▸ **Exercise brief**: From the entries below, copy out every line with "released" in it.

--- Material for the task ---

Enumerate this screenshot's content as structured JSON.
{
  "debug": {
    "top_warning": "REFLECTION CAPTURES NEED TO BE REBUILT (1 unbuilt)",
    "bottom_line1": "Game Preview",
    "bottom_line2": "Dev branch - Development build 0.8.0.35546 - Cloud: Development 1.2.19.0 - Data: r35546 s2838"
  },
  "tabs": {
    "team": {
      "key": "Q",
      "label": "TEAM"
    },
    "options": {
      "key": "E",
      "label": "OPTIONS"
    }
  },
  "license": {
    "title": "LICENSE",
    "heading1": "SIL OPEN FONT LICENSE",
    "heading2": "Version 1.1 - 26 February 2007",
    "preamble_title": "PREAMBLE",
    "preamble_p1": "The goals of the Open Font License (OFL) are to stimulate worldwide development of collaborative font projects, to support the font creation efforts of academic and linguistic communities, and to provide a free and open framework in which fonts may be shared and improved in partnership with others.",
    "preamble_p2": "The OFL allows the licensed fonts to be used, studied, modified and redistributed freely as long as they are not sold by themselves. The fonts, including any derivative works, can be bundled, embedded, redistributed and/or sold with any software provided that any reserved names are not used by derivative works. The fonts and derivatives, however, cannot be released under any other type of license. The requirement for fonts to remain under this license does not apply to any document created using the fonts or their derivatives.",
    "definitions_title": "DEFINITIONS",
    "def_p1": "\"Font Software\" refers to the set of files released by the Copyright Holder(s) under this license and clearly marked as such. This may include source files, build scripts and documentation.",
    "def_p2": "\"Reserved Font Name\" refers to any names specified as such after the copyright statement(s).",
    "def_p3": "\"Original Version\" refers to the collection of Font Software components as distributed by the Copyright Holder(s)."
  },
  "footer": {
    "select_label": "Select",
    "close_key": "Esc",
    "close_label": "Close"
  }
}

---

▸ **Finished answer**:
    "preamble_p2": "The OFL allows the licensed fonts to be used, studied, modified and redistributed freely as long as they are not sold by themselves. The fonts, including any derivative works, can be bundled, embedded, redistributed and/or sold with any software provided that any reserved names are not used by derivative works. The fonts and derivatives, however, cannot be released under any other type of license. The requirement for fonts to remain under this license does not apply to any document created using the fonts or their derivatives.",
    "def_p1": "\"Font Software\" refers to the set of files released by the Copyright Holder(s) under this license and clearly marked as such. This may include source files, build scripts and documentation.",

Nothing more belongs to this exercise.